(Records from a dataset)
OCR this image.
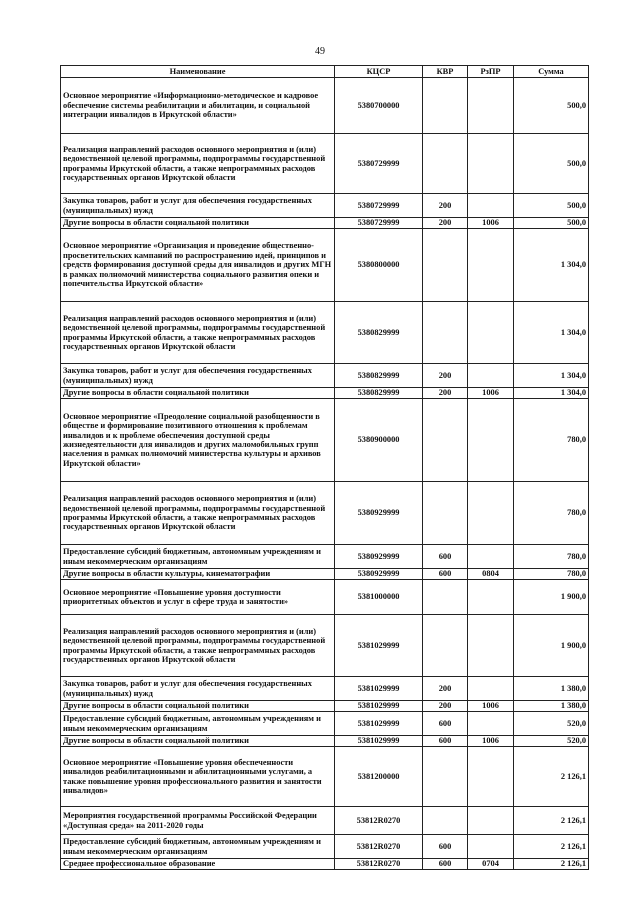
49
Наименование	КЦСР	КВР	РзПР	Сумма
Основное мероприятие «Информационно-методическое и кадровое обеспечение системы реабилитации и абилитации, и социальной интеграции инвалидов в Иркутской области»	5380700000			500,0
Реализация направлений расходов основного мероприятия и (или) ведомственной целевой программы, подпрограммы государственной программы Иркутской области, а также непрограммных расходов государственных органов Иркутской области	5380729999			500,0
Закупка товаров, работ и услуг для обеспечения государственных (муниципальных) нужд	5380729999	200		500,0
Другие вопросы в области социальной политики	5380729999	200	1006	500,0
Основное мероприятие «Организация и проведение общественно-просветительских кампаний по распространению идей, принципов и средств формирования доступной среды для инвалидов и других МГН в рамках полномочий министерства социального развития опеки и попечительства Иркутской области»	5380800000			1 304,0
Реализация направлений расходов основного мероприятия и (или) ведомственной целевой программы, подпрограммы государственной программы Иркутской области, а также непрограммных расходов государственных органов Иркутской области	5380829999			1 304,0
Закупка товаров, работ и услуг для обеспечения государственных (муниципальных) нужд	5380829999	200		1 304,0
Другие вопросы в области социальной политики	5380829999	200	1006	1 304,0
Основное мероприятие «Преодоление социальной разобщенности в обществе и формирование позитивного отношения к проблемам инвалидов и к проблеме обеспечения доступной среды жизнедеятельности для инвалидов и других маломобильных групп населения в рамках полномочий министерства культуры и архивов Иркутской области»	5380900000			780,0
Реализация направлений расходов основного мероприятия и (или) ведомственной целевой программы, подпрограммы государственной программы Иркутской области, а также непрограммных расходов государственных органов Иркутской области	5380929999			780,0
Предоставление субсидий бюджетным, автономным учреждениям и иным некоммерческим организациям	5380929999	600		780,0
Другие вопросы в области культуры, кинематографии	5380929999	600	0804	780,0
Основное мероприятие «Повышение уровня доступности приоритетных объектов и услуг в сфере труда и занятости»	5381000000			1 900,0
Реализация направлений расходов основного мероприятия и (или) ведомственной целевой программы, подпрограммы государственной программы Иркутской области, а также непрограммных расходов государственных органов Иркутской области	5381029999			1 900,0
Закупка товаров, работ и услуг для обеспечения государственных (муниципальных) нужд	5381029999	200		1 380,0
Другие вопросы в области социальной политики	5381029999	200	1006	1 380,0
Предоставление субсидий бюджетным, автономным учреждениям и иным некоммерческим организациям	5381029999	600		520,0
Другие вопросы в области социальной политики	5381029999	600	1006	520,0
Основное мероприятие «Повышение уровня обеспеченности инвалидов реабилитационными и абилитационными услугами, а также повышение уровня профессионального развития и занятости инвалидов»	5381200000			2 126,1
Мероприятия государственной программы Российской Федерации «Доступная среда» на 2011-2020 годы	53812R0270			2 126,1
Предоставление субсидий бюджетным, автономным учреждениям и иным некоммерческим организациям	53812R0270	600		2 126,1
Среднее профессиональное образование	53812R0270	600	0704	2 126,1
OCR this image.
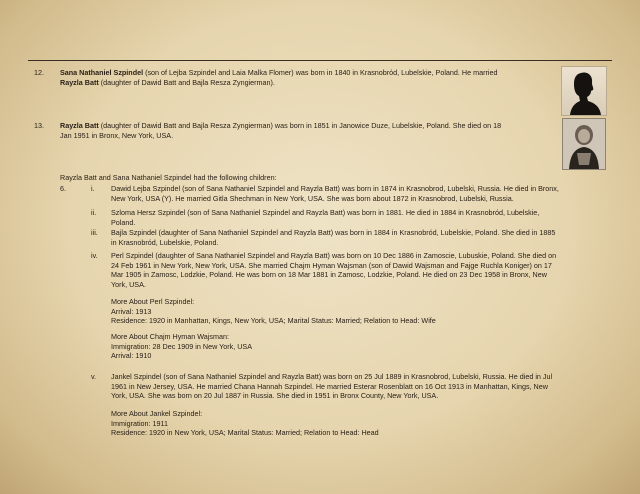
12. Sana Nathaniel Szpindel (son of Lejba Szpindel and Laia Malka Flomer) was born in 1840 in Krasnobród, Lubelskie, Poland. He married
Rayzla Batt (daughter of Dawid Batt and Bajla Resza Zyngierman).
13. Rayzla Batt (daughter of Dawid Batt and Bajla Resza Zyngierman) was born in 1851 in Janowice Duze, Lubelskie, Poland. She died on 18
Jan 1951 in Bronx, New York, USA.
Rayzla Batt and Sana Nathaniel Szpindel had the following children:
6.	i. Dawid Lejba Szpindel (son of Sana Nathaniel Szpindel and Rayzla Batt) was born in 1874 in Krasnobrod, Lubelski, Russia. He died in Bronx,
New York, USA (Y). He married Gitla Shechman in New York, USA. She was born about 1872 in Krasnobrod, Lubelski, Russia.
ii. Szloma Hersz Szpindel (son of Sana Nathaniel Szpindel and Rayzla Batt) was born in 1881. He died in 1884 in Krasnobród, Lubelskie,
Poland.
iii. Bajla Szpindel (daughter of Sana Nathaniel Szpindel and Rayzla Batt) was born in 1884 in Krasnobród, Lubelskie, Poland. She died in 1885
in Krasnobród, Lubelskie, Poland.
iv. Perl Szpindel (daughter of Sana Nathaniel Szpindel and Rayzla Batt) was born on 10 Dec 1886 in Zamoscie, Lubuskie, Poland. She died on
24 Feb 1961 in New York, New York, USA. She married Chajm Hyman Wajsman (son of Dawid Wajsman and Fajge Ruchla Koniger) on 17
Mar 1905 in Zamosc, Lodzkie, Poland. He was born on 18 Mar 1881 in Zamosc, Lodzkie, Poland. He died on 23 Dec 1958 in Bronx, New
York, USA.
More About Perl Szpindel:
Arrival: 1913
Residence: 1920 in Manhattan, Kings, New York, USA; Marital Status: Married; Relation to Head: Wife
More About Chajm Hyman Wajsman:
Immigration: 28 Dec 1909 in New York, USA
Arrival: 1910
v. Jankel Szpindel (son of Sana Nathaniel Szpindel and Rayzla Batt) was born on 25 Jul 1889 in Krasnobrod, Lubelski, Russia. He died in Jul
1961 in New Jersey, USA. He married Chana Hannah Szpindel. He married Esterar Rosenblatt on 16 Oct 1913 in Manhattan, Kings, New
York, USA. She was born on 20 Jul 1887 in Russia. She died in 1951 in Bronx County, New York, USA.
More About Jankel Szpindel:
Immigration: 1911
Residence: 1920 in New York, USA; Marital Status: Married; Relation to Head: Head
...
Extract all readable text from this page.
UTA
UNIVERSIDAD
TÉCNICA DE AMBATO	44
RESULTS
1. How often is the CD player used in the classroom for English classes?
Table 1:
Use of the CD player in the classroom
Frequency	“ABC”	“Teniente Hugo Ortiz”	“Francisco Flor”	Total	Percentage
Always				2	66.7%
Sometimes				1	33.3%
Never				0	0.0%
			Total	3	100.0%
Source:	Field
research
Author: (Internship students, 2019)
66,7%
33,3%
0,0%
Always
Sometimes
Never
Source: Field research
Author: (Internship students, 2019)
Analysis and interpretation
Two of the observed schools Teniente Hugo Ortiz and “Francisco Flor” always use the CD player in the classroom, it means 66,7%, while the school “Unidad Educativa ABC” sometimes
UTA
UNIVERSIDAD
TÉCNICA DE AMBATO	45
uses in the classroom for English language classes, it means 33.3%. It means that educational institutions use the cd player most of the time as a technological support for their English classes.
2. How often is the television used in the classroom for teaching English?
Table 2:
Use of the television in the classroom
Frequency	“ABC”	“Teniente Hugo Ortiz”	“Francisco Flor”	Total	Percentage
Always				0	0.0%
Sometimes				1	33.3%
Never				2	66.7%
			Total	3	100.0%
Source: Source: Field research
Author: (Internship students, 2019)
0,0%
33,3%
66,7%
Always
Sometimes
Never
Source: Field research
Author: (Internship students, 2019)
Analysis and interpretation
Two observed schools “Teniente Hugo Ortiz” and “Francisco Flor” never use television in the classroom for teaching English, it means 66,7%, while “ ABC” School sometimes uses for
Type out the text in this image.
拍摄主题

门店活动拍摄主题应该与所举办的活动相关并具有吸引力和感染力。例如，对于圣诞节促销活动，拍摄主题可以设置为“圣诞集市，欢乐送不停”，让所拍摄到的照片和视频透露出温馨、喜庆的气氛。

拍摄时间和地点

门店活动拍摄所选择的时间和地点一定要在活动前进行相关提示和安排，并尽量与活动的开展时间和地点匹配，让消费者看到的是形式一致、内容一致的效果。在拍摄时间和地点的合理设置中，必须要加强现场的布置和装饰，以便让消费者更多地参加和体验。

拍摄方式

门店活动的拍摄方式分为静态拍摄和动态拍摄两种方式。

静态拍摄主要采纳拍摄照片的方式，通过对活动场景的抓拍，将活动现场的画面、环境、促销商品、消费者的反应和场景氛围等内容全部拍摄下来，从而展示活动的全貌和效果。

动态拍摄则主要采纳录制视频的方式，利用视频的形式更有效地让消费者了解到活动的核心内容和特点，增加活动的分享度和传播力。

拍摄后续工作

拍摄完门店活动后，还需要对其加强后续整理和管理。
* * *
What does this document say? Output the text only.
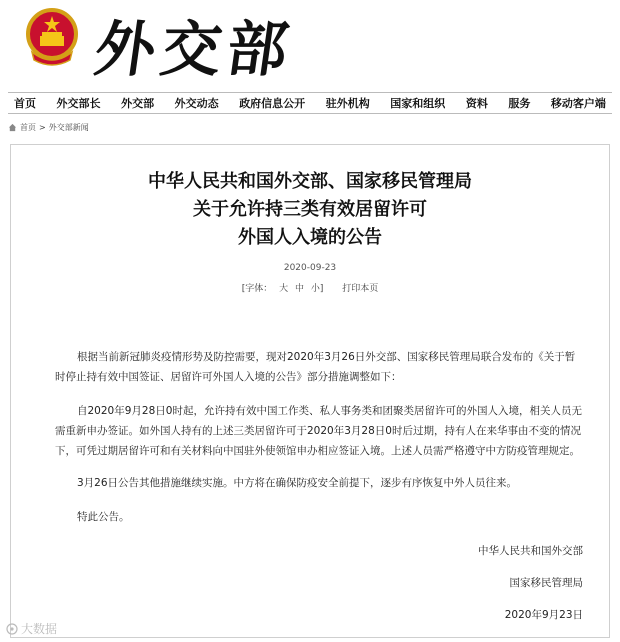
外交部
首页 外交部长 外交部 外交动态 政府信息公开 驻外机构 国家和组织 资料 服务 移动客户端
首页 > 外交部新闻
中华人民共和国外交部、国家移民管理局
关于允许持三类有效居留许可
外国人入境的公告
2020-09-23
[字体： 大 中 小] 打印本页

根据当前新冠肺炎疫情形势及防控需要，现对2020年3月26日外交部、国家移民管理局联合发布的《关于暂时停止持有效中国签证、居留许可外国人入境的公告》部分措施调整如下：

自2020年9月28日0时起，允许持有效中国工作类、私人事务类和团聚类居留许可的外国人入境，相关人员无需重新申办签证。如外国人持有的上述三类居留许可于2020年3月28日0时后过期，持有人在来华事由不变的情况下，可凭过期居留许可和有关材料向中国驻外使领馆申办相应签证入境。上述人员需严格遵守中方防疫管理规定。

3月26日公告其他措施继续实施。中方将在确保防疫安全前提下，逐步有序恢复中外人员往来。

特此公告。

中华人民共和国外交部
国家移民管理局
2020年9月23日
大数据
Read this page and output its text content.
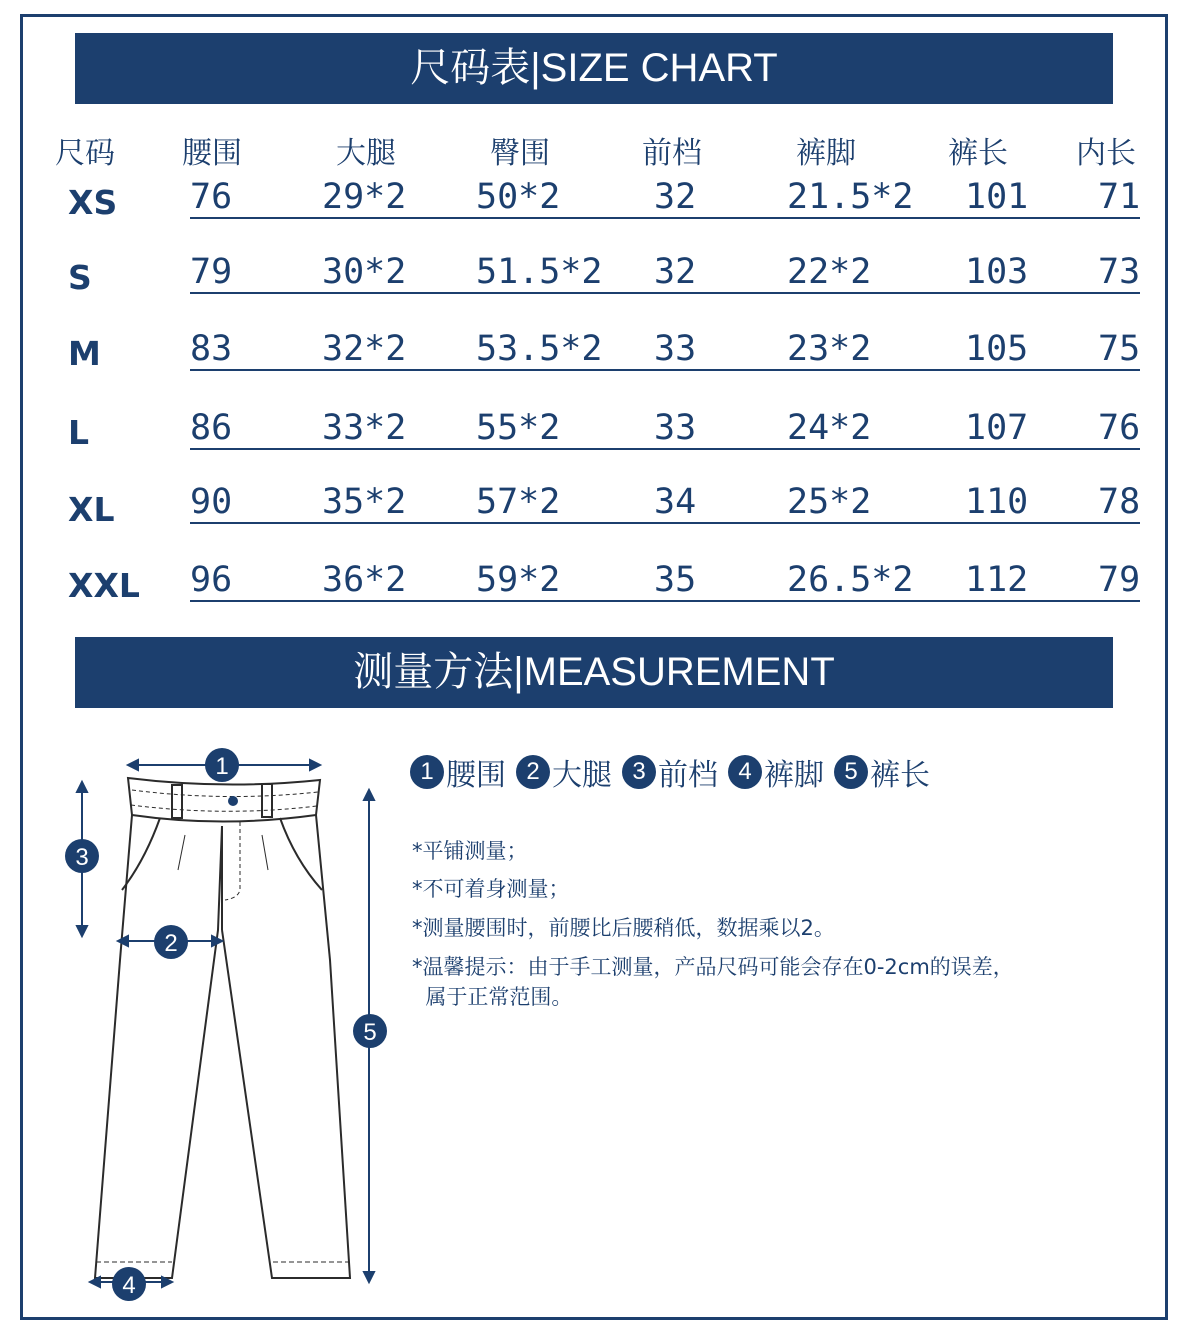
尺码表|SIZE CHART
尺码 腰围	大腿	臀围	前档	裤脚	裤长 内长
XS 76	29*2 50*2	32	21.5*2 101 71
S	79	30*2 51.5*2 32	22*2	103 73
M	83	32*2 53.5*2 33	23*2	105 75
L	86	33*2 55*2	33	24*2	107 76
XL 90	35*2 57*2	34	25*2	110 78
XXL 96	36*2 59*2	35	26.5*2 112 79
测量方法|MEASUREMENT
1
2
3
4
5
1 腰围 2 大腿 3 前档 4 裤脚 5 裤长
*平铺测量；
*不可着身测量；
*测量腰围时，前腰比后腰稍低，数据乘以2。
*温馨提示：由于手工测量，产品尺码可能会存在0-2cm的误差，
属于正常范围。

TASK PROMPT -> Filter the data for the string "Source" and copy every line that has it.

SOLUTION FOR THIS PROBLEM ->
Source:	Field
Source: Field research
Source: Source: Field research
Source: Field research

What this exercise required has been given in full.